■ **YOUR OBJECTIVE**
Count every line in the entries that contains "سمعت". Report that count alone.

■ **SOURCE RECORDS**
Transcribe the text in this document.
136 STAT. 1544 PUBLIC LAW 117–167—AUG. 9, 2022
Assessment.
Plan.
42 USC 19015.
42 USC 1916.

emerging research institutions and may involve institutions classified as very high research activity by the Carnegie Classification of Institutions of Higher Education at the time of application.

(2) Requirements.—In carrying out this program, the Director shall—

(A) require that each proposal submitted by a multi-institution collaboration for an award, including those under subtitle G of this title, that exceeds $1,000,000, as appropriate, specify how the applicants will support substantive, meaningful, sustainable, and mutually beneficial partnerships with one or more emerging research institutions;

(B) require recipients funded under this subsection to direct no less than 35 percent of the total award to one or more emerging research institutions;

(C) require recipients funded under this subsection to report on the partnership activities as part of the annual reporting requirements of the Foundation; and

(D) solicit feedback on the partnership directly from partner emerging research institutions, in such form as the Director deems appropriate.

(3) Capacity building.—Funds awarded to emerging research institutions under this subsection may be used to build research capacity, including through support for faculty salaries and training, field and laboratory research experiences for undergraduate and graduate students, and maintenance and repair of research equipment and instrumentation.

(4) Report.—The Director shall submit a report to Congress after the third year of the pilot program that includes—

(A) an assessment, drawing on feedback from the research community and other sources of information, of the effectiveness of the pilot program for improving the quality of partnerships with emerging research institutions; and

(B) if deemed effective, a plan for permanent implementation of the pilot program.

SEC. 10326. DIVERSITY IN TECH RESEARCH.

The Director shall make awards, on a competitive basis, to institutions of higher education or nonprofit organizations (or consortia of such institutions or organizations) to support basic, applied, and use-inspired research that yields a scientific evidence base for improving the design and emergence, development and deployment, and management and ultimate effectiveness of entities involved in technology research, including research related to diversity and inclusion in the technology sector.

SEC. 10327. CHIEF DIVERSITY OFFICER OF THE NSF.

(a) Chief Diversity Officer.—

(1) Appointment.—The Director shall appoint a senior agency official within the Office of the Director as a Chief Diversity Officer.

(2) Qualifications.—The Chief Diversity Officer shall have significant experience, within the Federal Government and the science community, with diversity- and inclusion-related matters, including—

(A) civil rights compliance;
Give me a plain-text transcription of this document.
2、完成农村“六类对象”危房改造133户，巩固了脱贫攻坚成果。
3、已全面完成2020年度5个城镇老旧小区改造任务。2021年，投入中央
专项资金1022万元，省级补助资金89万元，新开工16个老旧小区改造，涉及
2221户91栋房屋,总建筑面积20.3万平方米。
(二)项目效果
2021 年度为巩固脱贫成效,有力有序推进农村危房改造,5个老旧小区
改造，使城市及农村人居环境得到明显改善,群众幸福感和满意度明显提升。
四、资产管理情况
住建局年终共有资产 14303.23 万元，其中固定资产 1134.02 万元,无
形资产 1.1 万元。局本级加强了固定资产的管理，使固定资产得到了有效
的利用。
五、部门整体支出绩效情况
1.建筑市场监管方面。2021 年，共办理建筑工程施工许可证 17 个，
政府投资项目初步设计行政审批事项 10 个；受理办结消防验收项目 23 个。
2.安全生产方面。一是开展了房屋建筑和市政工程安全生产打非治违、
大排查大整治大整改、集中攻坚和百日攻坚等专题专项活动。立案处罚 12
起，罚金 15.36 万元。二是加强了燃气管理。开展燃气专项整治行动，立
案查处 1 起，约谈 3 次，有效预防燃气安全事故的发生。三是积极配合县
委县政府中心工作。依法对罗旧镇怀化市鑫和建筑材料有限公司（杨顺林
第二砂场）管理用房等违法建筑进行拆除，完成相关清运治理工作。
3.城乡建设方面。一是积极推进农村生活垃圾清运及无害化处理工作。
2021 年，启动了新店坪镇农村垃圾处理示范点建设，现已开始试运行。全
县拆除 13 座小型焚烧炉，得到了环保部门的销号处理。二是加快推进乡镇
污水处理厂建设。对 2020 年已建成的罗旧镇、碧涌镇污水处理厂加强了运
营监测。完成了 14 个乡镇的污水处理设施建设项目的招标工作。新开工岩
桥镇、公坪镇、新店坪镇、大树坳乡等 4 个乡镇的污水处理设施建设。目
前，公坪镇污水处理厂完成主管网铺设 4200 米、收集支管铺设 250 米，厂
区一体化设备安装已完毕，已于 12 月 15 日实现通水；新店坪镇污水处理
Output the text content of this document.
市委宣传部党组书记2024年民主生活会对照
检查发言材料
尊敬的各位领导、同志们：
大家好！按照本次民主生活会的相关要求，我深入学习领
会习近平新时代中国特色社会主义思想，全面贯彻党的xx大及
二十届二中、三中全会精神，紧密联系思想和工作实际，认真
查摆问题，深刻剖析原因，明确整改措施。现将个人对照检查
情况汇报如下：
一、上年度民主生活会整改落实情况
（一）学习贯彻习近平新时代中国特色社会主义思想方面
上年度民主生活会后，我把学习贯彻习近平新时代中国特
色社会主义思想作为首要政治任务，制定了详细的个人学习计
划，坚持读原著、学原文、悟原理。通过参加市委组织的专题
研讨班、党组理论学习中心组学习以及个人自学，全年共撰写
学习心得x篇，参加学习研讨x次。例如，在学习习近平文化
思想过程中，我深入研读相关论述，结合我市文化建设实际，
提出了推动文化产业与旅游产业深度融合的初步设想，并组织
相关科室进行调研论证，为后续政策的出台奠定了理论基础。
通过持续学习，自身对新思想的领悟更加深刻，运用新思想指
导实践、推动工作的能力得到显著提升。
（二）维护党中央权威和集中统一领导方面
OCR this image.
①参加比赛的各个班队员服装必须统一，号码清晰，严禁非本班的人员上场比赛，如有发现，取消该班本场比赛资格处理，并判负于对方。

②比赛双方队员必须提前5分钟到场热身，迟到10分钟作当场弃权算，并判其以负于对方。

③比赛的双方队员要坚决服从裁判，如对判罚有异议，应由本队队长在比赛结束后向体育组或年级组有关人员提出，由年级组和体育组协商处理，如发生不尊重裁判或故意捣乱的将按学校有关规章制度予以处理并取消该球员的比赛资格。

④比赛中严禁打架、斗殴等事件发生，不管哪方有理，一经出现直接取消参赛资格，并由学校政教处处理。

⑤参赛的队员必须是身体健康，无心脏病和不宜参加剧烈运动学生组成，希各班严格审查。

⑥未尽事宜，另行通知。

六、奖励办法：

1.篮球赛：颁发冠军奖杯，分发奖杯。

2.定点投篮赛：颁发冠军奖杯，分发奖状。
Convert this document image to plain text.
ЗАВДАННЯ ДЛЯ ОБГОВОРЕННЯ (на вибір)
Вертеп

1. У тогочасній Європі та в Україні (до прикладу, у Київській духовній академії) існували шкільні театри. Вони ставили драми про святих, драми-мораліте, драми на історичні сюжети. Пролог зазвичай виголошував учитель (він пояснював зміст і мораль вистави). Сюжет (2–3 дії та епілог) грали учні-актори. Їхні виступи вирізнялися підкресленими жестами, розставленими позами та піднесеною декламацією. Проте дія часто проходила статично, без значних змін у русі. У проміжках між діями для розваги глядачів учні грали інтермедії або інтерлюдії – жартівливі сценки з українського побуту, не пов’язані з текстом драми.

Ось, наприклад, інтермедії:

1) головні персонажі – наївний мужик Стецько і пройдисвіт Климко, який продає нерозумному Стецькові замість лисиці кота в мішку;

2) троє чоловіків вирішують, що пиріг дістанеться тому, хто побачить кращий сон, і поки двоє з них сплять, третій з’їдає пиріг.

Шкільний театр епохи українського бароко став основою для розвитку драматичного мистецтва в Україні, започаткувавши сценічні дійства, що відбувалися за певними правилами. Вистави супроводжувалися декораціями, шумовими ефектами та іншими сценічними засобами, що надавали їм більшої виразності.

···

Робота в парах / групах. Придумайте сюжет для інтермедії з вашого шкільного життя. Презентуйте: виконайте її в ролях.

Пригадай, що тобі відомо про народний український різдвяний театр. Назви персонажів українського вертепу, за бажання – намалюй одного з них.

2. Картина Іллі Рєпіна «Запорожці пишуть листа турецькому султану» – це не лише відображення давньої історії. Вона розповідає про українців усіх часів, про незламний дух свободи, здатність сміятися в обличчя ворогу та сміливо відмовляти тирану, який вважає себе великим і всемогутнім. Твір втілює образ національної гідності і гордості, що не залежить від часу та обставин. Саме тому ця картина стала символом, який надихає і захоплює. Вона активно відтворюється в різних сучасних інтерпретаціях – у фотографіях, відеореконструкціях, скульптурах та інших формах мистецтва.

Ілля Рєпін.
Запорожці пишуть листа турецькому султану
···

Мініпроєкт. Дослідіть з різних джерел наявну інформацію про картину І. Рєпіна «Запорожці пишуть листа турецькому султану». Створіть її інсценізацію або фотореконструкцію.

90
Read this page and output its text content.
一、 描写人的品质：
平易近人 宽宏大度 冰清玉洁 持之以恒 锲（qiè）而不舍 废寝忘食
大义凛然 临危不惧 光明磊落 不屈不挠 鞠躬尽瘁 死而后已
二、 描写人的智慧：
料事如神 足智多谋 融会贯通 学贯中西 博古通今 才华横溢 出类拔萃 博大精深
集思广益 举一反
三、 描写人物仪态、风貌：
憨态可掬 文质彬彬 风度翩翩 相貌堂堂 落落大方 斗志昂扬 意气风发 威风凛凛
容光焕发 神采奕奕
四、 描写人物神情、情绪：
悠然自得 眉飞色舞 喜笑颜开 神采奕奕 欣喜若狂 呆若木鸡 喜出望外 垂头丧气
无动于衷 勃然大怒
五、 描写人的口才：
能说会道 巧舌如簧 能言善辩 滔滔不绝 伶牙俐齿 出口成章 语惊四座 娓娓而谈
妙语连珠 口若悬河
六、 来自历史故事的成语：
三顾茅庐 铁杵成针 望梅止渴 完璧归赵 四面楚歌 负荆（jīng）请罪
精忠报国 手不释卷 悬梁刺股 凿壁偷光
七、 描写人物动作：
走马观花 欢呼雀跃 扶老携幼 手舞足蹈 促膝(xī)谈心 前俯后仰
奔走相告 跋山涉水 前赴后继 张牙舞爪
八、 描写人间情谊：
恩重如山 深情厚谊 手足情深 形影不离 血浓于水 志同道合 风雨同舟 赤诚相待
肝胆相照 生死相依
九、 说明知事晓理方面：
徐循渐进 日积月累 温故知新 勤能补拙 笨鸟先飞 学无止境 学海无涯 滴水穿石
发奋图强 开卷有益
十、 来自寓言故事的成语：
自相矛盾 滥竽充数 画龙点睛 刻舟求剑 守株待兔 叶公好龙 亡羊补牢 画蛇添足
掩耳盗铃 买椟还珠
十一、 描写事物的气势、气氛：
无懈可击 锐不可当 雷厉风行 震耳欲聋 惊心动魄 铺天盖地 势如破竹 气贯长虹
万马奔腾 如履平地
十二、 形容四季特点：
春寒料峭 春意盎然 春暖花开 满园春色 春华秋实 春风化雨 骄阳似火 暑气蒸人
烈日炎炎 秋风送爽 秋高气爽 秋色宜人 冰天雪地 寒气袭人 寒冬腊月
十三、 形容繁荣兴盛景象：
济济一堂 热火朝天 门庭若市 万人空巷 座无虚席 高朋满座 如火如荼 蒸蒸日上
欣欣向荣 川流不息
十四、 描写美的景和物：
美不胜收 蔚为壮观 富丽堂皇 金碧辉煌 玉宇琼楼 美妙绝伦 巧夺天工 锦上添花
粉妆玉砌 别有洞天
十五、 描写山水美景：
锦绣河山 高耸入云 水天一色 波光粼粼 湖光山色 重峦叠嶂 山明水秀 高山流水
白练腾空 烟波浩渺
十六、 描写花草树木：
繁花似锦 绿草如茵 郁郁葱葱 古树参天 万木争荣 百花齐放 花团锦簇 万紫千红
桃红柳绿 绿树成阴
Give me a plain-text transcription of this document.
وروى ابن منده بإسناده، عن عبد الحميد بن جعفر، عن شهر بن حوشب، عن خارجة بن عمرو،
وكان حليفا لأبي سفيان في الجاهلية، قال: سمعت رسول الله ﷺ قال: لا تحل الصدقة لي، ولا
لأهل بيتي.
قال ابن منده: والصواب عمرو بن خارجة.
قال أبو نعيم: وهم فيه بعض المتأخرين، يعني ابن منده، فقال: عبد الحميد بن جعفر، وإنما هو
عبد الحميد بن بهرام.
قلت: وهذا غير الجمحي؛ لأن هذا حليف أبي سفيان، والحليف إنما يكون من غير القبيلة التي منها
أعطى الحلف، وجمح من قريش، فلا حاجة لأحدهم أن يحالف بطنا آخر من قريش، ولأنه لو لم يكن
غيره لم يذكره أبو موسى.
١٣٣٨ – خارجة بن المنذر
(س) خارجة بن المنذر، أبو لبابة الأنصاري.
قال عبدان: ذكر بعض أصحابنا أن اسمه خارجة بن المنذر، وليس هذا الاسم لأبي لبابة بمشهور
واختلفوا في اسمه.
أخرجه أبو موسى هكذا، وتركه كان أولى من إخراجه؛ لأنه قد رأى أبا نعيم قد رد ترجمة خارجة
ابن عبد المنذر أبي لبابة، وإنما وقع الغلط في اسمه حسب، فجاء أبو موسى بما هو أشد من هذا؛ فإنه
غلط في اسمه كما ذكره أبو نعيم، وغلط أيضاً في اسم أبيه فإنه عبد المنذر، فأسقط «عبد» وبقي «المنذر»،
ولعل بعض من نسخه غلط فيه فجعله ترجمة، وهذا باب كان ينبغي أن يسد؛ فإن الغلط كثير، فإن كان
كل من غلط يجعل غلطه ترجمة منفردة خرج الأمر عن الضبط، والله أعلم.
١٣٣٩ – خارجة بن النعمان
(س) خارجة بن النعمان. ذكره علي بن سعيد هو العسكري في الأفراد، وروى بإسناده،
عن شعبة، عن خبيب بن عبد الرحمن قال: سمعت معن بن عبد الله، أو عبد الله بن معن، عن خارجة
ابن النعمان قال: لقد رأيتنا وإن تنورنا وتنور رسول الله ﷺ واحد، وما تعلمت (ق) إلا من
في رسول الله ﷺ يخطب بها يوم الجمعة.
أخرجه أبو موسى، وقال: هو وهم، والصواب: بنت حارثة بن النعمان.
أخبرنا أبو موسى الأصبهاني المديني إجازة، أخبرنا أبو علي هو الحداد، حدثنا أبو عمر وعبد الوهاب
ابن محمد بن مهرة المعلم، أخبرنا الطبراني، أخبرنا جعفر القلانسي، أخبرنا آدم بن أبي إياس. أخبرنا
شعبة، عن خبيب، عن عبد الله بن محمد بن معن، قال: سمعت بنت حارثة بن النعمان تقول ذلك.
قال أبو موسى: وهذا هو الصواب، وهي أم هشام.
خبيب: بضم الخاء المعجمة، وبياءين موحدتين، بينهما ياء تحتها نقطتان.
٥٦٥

■ **EXPECTED ANSWER**
3